Exercise task: Images are excluded; otherwise, output every record exactly.
▼
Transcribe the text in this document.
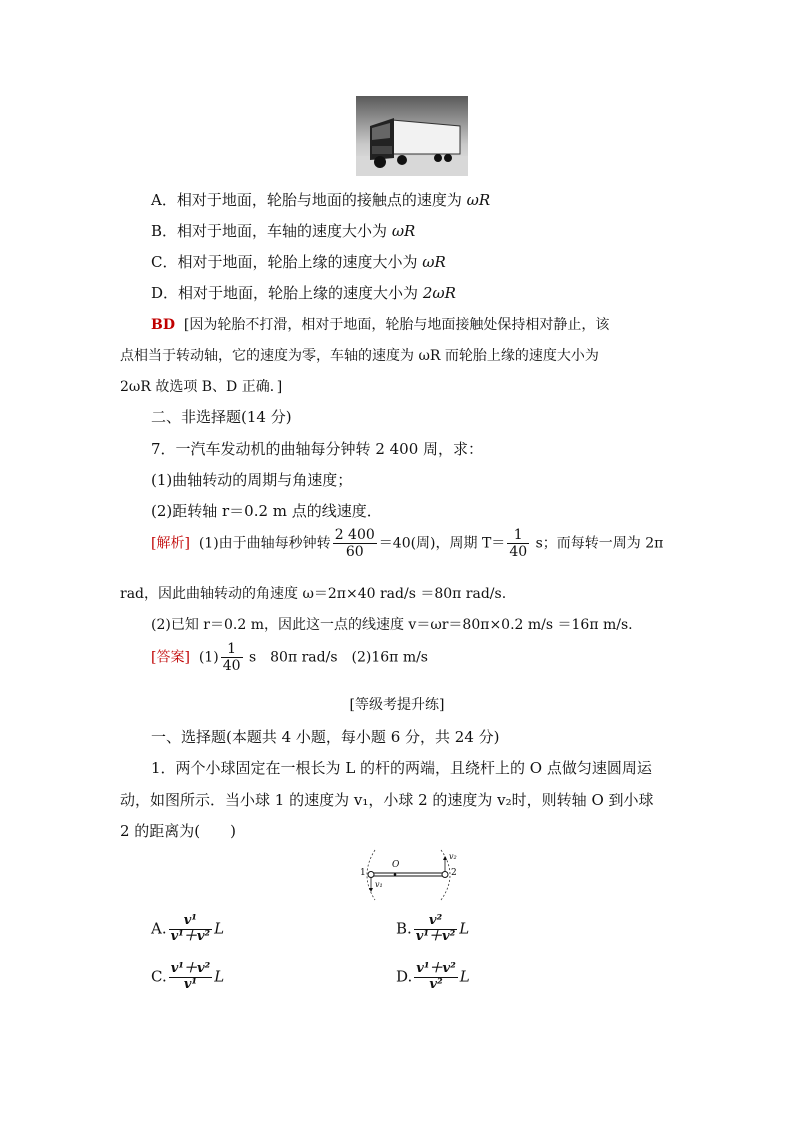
A．相对于地面，轮胎与地面的接触点的速度为 ωR
B．相对于地面，车轴的速度大小为 ωR
C．相对于地面，轮胎上缘的速度大小为 ωR
D．相对于地面，轮胎上缘的速度大小为 2ωR
BD [因为轮胎不打滑，相对于地面，轮胎与地面接触处保持相对静止，该
点相当于转动轴，它的速度为零，车轴的速度为 ωR 而轮胎上缘的速度大小为
2ωR 故选项 B、D 正确．]
二、非选择题(14 分)
7．一汽车发动机的曲轴每分钟转 2 400 周，求：
(1)曲轴转动的周期与角速度；
(2)距转轴 r＝0.2 m 点的线速度．
[解析] (1)由于曲轴每秒钟转 $\frac{2 400}{60} =40$(周)，周期 $T= \frac{1}{40}$ s；而每转一周为 2π
rad，因此曲轴转动的角速度 ω＝2π×40 rad/s ＝80π rad/s.
(2)已知 r＝0.2 m，因此这一点的线速度 v＝ωr＝80π×0.2 m/s ＝16π m/s.
[答案] $(1) \frac{1}{40}$ s　80π rad/s　(2)16π m/s
[等级考提升练]
一、选择题(本题共 4 小题，每小题 6 分，共 24 分)
1．两个小球固定在一根长为 L 的杆的两端，且绕杆上的 O 点做匀速圆周运
动，如图所示．当小球 1 的速度为 v₁，小球 2 的速度为 v₂时，则转轴 O 到小球
2 的距离为(　　)
1	2
O
v₁
v₂
A. $\frac{\text{v¹}}{\text{v¹＋v²}}$ L	B. $\frac{\text{v²}}{\text{v¹＋v²}}$ L
C. $\frac{\text{v¹＋v²}}{\text{v¹}}$ L	D. $\frac{\text{v¹＋v²}}{\text{v²}}$ L
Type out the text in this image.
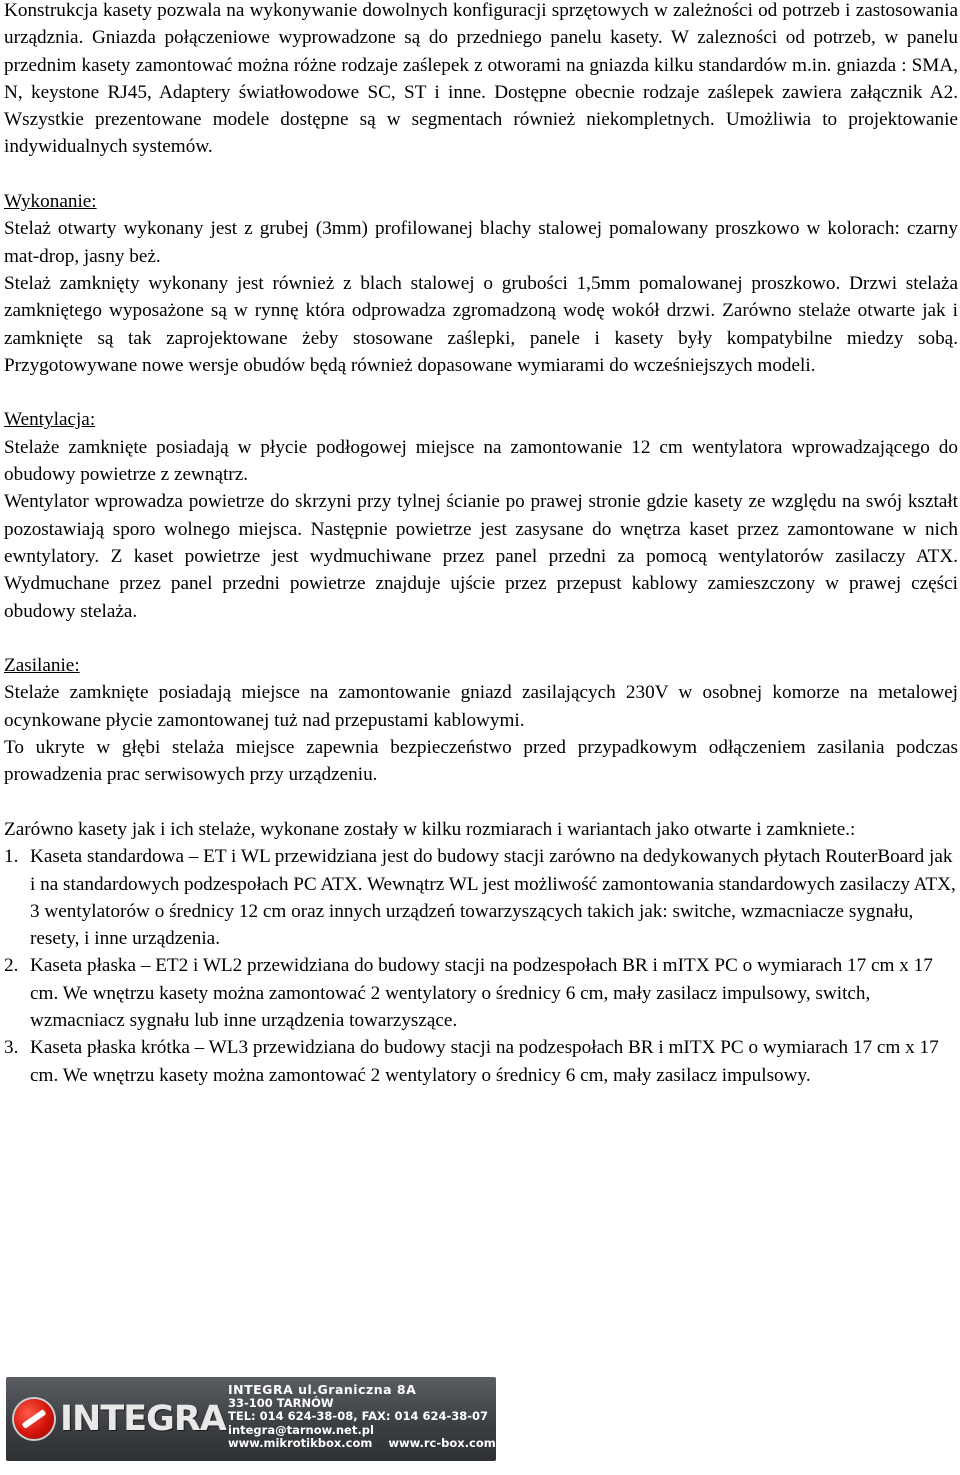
Konstrukcja kasety pozwala na wykonywanie dowolnych konfiguracji sprzętowych w zależności od potrzeb i zastosowania urządznia. Gniazda połączeniowe wyprowadzone są do przedniego panelu kasety. W zalezności od potrzeb, w panelu przednim kasety zamontować można różne rodzaje zaślepek z otworami na gniazda kilku standardów m.in. gniazda : SMA, N, keystone RJ45, Adaptery światłowodowe SC, ST i inne. Dostępne obecnie rodzaje zaślepek zawiera załącznik A2. Wszystkie prezentowane modele dostępne są w segmentach również niekompletnych. Umożliwia to projektowanie indywidualnych systemów.

Wykonanie:

Stelaż otwarty wykonany jest z grubej (3mm) profilowanej blachy stalowej pomalowany proszkowo w kolorach: czarny mat-drop, jasny beż.

Stelaż zamknięty wykonany jest również z blach stalowej o grubości 1,5mm pomalowanej proszkowo. Drzwi stelaża zamkniętego wyposażone są w rynnę która odprowadza zgromadzoną wodę wokół drzwi. Zarówno stelaże otwarte jak i zamknięte są tak zaprojektowane żeby stosowane zaślepki, panele i kasety były kompatybilne miedzy sobą. Przygotowywane nowe wersje obudów będą również dopasowane wymiarami do wcześniejszych modeli.

Wentylacja:

Stelaże zamknięte posiadają w płycie podłogowej miejsce na zamontowanie 12 cm wentylatora wprowadzającego do obudowy powietrze z zewnątrz.

Wentylator wprowadza powietrze do skrzyni przy tylnej ścianie po prawej stronie gdzie kasety ze względu na swój kształt pozostawiają sporo wolnego miejsca. Następnie powietrze jest zasysane do wnętrza kaset przez zamontowane w nich ewntylatory. Z kaset powietrze jest wydmuchiwane przez panel przedni za pomocą wentylatorów zasilaczy ATX. Wydmuchane przez panel przedni powietrze znajduje ujście przez przepust kablowy zamieszczony w prawej części obudowy stelaża.

Zasilanie:

Stelaże zamknięte posiadają miejsce na zamontowanie gniazd zasilających 230V w osobnej komorze na metalowej ocynkowane płycie zamontowanej tuż nad przepustami kablowymi.

To ukryte w głębi stelaża miejsce zapewnia bezpieczeństwo przed przypadkowym odłączeniem zasilania podczas prowadzenia prac serwisowych przy urządzeniu.

Zarówno kasety jak i ich stelaże, wykonane zostały w kilku rozmiarach i wariantach jako otwarte i zamkniete.:

1. Kaseta standardowa – ET i WL przewidziana jest do budowy stacji zarówno na dedykowanych płytach RouterBoard jak i na standardowych podzespołach PC ATX. Wewnątrz WL jest możliwość zamontowania standardowych zasilaczy ATX, 3 wentylatorów o średnicy 12 cm oraz innych urządzeń towarzyszących takich jak: switche, wzmacniacze sygnału, resety, i inne urządzenia.
2. Kaseta płaska – ET2 i WL2 przewidziana do budowy stacji na podzespołach BR i mITX PC o wymiarach 17 cm x 17 cm. We wnętrzu kasety można zamontować 2 wentylatory o średnicy 6 cm, mały zasilacz impulsowy, switch, wzmacniacz sygnału lub inne urządzenia towarzyszące.
3. Kaseta płaska krótka – WL3 przewidziana do budowy stacji na podzespołach BR i mITX PC o wymiarach 17 cm x 17 cm. We wnętrzu kasety można zamontować 2 wentylatory o średnicy 6 cm, mały zasilacz impulsowy.
INTEGRA
INTEGRA ul.Graniczna 8A
33-100 TARNÓW
TEL: 014 624-38-08, FAX: 014 624-38-07
integra@tarnow.net.pl
www.mikrotikbox.com www.rc-box.com
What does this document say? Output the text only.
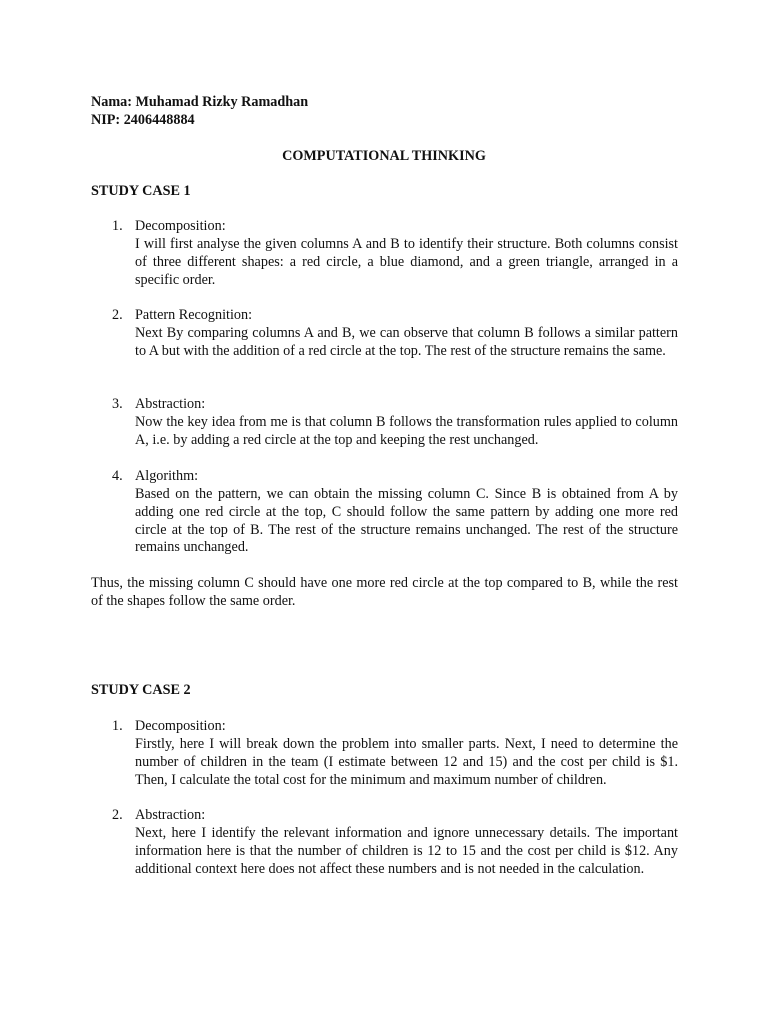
Nama: Muhamad Rizky Ramadhan
NIP: 2406448884
COMPUTATIONAL THINKING
STUDY CASE 1
1. Decomposition:
I will first analyse the given columns A and B to identify their structure. Both columns consist of three different shapes: a red circle, a blue diamond, and a green triangle, arranged in a specific order.
2. Pattern Recognition:
Next By comparing columns A and B, we can observe that column B follows a similar pattern to A but with the addition of a red circle at the top. The rest of the structure remains the same.
3. Abstraction:
Now the key idea from me is that column B follows the transformation rules applied to column A, i.e. by adding a red circle at the top and keeping the rest unchanged.
4. Algorithm:
Based on the pattern, we can obtain the missing column C. Since B is obtained from A by adding one red circle at the top, C should follow the same pattern by adding one more red circle at the top of B. The rest of the structure remains unchanged. The rest of the structure remains unchanged.
Thus, the missing column C should have one more red circle at the top compared to B, while the rest of the shapes follow the same order.
STUDY CASE 2
1. Decomposition:
Firstly, here I will break down the problem into smaller parts. Next, I need to determine the number of children in the team (I estimate between 12 and 15) and the cost per child is $1. Then, I calculate the total cost for the minimum and maximum number of children.
2. Abstraction:
Next, here I identify the relevant information and ignore unnecessary details. The important information here is that the number of children is 12 to 15 and the cost per child is $12. Any additional context here does not affect these numbers and is not needed in the calculation.
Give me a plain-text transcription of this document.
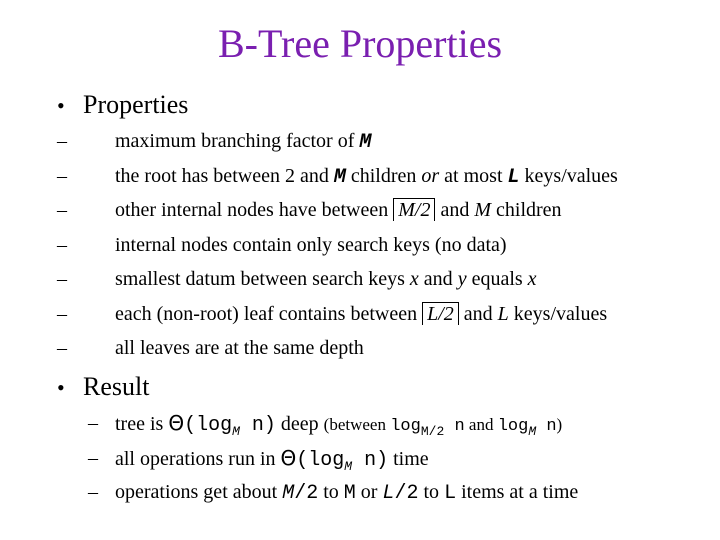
B-Tree Properties
• Properties
– maximum branching factor of M
– the root has between 2 and M children or at most L keys/values
– other internal nodes have between M/2 and M children
– internal nodes contain only search keys (no data)
– smallest datum between search keys x and y equals x
– each (non-root) leaf contains between L/2 and L keys/values
– all leaves are at the same depth
• Result
– tree is $\Theta(\log_M$ n) deep (between $\log_{M/2} n$ and $\log_M n$)
– all operations run in $\Theta(\log_M$ n) time
– operations get about M/2 to M or L/2 to L items at a time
▲
Exercise answer:
Transcribe the text in this document.
A．相对于地面，轮胎与地面的接触点的速度为 ωR
B．相对于地面，车轴的速度大小为 ωR
C．相对于地面，轮胎上缘的速度大小为 ωR
D．相对于地面，轮胎上缘的速度大小为 2ωR
BD [因为轮胎不打滑，相对于地面，轮胎与地面接触处保持相对静止，该
点相当于转动轴，它的速度为零，车轴的速度为 ωR 而轮胎上缘的速度大小为
2ωR 故选项 B、D 正确．]
二、非选择题(14 分)
7．一汽车发动机的曲轴每分钟转 2 400 周，求：
(1)曲轴转动的周期与角速度；
(2)距转轴 r＝0.2 m 点的线速度．
[解析] (1)由于曲轴每秒钟转 $\frac{2 400}{60} =40$(周)，周期 $T= \frac{1}{40}$ s；而每转一周为 2π
rad，因此曲轴转动的角速度 ω＝2π×40 rad/s ＝80π rad/s.
(2)已知 r＝0.2 m，因此这一点的线速度 v＝ωr＝80π×0.2 m/s ＝16π m/s.
[答案] $(1) \frac{1}{40}$ s　80π rad/s　(2)16π m/s
[等级考提升练]
一、选择题(本题共 4 小题，每小题 6 分，共 24 分)
1．两个小球固定在一根长为 L 的杆的两端，且绕杆上的 O 点做匀速圆周运
动，如图所示．当小球 1 的速度为 v₁，小球 2 的速度为 v₂时，则转轴 O 到小球
2 的距离为(　　)
1	2
O
v₁
v₂
A. $\frac{\text{v¹}}{\text{v¹＋v²}}$ L	B. $\frac{\text{v²}}{\text{v¹＋v²}}$ L
C. $\frac{\text{v¹＋v²}}{\text{v¹}}$ L	D. $\frac{\text{v¹＋v²}}{\text{v²}}$ L
Type out the text in this image.
Konstrukcja kasety pozwala na wykonywanie dowolnych konfiguracji sprzętowych w zależności od potrzeb i zastosowania urządznia. Gniazda połączeniowe wyprowadzone są do przedniego panelu kasety. W zalezności od potrzeb, w panelu przednim kasety zamontować można różne rodzaje zaślepek z otworami na gniazda kilku standardów m.in. gniazda : SMA, N, keystone RJ45, Adaptery światłowodowe SC, ST i inne. Dostępne obecnie rodzaje zaślepek zawiera załącznik A2. Wszystkie prezentowane modele dostępne są w segmentach również niekompletnych. Umożliwia to projektowanie indywidualnych systemów.

Wykonanie:

Stelaż otwarty wykonany jest z grubej (3mm) profilowanej blachy stalowej pomalowany proszkowo w kolorach: czarny mat-drop, jasny beż.

Stelaż zamknięty wykonany jest również z blach stalowej o grubości 1,5mm pomalowanej proszkowo. Drzwi stelaża zamkniętego wyposażone są w rynnę która odprowadza zgromadzoną wodę wokół drzwi. Zarówno stelaże otwarte jak i zamknięte są tak zaprojektowane żeby stosowane zaślepki, panele i kasety były kompatybilne miedzy sobą. Przygotowywane nowe wersje obudów będą również dopasowane wymiarami do wcześniejszych modeli.

Wentylacja:

Stelaże zamknięte posiadają w płycie podłogowej miejsce na zamontowanie 12 cm wentylatora wprowadzającego do obudowy powietrze z zewnątrz.

Wentylator wprowadza powietrze do skrzyni przy tylnej ścianie po prawej stronie gdzie kasety ze względu na swój kształt pozostawiają sporo wolnego miejsca. Następnie powietrze jest zasysane do wnętrza kaset przez zamontowane w nich ewntylatory. Z kaset powietrze jest wydmuchiwane przez panel przedni za pomocą wentylatorów zasilaczy ATX. Wydmuchane przez panel przedni powietrze znajduje ujście przez przepust kablowy zamieszczony w prawej części obudowy stelaża.

Zasilanie:

Stelaże zamknięte posiadają miejsce na zamontowanie gniazd zasilających 230V w osobnej komorze na metalowej ocynkowane płycie zamontowanej tuż nad przepustami kablowymi.

To ukryte w głębi stelaża miejsce zapewnia bezpieczeństwo przed przypadkowym odłączeniem zasilania podczas prowadzenia prac serwisowych przy urządzeniu.

Zarówno kasety jak i ich stelaże, wykonane zostały w kilku rozmiarach i wariantach jako otwarte i zamkniete.:

1. Kaseta standardowa – ET i WL przewidziana jest do budowy stacji zarówno na dedykowanych płytach RouterBoard jak i na standardowych podzespołach PC ATX. Wewnątrz WL jest możliwość zamontowania standardowych zasilaczy ATX, 3 wentylatorów o średnicy 12 cm oraz innych urządzeń towarzyszących takich jak: switche, wzmacniacze sygnału, resety, i inne urządzenia.
2. Kaseta płaska – ET2 i WL2 przewidziana do budowy stacji na podzespołach BR i mITX PC o wymiarach 17 cm x 17 cm. We wnętrzu kasety można zamontować 2 wentylatory o średnicy 6 cm, mały zasilacz impulsowy, switch, wzmacniacz sygnału lub inne urządzenia towarzyszące.
3. Kaseta płaska krótka – WL3 przewidziana do budowy stacji na podzespołach BR i mITX PC o wymiarach 17 cm x 17 cm. We wnętrzu kasety można zamontować 2 wentylatory o średnicy 6 cm, mały zasilacz impulsowy.
INTEGRA
INTEGRA ul.Graniczna 8A
33-100 TARNÓW
TEL: 014 624-38-08, FAX: 014 624-38-07
integra@tarnow.net.pl
www.mikrotikbox.com www.rc-box.com
What does this document say? Output the text only.
Nama: Muhamad Rizky Ramadhan
NIP: 2406448884
COMPUTATIONAL THINKING
STUDY CASE 1
1. Decomposition:
I will first analyse the given columns A and B to identify their structure. Both columns consist of three different shapes: a red circle, a blue diamond, and a green triangle, arranged in a specific order.
2. Pattern Recognition:
Next By comparing columns A and B, we can observe that column B follows a similar pattern to A but with the addition of a red circle at the top. The rest of the structure remains the same.
3. Abstraction:
Now the key idea from me is that column B follows the transformation rules applied to column A, i.e. by adding a red circle at the top and keeping the rest unchanged.
4. Algorithm:
Based on the pattern, we can obtain the missing column C. Since B is obtained from A by adding one red circle at the top, C should follow the same pattern by adding one more red circle at the top of B. The rest of the structure remains unchanged. The rest of the structure remains unchanged.
Thus, the missing column C should have one more red circle at the top compared to B, while the rest of the shapes follow the same order.
STUDY CASE 2
1. Decomposition:
Firstly, here I will break down the problem into smaller parts. Next, I need to determine the number of children in the team (I estimate between 12 and 15) and the cost per child is $1. Then, I calculate the total cost for the minimum and maximum number of children.
2. Abstraction:
Next, here I identify the relevant information and ignore unnecessary details. The important information here is that the number of children is 12 to 15 and the cost per child is $12. Any additional context here does not affect these numbers and is not needed in the calculation.
Give me a plain-text transcription of this document.
B-Tree Properties
• Properties
– maximum branching factor of M
– the root has between 2 and M children or at most L keys/values
– other internal nodes have between M/2 and M children
– internal nodes contain only search keys (no data)
– smallest datum between search keys x and y equals x
– each (non-root) leaf contains between L/2 and L keys/values
– all leaves are at the same depth
• Result
– tree is $\Theta(\log_M$ n) deep (between $\log_{M/2} n$ and $\log_M n$)
– all operations run in $\Theta(\log_M$ n) time
– operations get about M/2 to M or L/2 to L items at a time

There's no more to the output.